--- GIVEN INSTRUCTION ---
Pick out every line in the data below that holds "this".

begin SUPPLIED DATA

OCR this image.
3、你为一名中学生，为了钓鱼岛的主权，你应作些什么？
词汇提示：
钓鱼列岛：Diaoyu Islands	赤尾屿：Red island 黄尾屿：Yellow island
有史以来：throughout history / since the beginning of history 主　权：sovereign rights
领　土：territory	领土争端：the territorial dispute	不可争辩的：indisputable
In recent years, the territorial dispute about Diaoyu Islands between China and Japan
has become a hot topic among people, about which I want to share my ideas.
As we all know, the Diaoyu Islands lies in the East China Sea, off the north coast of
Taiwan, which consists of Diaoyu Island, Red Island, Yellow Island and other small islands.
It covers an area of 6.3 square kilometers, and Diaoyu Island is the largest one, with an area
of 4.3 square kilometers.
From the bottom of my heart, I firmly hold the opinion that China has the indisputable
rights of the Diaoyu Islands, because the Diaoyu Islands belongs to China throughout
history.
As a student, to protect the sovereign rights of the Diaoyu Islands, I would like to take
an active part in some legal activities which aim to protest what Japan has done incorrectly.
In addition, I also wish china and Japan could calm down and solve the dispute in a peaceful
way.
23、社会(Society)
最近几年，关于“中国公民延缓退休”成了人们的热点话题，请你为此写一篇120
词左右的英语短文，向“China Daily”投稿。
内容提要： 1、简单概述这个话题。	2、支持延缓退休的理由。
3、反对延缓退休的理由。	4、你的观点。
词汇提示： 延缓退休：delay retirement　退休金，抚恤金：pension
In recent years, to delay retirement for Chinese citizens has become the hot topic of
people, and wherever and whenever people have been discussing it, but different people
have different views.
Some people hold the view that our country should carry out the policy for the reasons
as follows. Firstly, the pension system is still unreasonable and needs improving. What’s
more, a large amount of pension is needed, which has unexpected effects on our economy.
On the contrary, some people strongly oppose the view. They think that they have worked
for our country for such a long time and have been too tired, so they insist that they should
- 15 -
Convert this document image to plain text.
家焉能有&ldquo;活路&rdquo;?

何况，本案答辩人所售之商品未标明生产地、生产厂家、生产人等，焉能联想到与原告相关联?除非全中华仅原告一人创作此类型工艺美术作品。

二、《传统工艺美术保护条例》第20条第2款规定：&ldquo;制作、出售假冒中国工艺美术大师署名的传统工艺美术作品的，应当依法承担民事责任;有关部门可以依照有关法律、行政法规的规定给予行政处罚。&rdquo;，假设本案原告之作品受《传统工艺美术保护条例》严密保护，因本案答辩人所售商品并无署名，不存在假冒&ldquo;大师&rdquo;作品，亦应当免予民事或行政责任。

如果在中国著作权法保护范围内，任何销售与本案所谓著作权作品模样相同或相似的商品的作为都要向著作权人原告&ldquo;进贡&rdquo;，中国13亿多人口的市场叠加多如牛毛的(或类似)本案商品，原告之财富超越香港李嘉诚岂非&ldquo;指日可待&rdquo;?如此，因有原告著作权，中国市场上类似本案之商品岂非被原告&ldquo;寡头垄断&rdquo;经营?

end SUPPLIED DATA

--- EXERCISE RESULT ---
OCR this image.
Convert this document image to plain text.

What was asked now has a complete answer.